++++ Extracted material

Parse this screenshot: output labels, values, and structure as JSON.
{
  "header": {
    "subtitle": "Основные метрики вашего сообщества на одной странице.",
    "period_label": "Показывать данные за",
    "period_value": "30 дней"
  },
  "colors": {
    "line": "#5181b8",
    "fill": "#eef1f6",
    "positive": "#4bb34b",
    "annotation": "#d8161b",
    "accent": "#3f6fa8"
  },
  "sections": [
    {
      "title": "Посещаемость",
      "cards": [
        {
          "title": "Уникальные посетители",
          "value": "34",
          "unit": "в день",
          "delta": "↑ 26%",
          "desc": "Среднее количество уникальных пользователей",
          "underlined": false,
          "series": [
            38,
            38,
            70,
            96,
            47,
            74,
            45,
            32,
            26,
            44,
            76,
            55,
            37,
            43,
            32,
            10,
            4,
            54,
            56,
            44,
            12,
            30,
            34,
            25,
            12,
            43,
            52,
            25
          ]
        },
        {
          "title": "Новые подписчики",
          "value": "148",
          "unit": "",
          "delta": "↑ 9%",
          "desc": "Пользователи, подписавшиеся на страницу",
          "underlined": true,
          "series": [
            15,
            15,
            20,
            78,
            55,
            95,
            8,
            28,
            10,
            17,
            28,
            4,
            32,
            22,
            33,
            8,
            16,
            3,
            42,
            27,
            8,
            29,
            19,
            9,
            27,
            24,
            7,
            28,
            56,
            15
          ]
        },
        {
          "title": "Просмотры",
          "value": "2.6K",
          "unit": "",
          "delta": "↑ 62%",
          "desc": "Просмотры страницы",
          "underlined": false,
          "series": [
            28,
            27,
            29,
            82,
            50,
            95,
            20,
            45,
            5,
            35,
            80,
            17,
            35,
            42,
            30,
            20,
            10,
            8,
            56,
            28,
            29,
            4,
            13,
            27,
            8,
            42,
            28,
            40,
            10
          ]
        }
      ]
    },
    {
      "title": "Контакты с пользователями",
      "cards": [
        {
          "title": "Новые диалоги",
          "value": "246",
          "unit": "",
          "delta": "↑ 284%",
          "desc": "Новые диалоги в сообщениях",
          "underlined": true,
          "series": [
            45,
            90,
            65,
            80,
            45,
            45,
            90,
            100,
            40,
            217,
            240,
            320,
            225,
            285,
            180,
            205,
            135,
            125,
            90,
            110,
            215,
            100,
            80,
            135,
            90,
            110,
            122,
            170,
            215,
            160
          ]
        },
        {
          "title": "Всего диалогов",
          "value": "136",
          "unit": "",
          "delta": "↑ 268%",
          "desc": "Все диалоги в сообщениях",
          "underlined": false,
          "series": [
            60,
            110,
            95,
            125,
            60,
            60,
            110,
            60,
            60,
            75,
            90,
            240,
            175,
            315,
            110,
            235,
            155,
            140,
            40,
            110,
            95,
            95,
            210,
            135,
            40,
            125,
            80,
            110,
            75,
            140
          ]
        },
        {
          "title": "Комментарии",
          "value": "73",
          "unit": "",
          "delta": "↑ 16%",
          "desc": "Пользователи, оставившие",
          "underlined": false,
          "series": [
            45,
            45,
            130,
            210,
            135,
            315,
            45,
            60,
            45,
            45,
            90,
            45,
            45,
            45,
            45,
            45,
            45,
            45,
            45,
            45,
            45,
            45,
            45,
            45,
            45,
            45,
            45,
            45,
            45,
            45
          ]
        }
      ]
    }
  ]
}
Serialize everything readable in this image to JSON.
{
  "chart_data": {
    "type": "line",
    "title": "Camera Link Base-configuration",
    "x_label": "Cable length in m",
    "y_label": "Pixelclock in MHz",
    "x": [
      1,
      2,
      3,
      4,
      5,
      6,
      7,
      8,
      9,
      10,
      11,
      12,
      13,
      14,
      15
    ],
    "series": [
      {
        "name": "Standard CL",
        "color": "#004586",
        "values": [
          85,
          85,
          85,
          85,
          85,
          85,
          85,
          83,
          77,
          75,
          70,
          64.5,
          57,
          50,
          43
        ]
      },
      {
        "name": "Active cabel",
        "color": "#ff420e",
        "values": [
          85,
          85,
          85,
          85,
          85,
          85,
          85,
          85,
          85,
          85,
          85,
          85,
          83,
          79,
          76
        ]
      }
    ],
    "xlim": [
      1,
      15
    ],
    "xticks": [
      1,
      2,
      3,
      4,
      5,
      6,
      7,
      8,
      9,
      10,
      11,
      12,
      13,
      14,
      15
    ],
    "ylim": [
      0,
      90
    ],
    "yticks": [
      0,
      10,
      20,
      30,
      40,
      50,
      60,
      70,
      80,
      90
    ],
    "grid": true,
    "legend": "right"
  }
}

++++++++

> What you have to do
In the listing above, locate each line with "JSON" and copy it.

> Output
Parse this screenshot: output labels, values, and structure as JSON.
Serialize everything readable in this image to JSON.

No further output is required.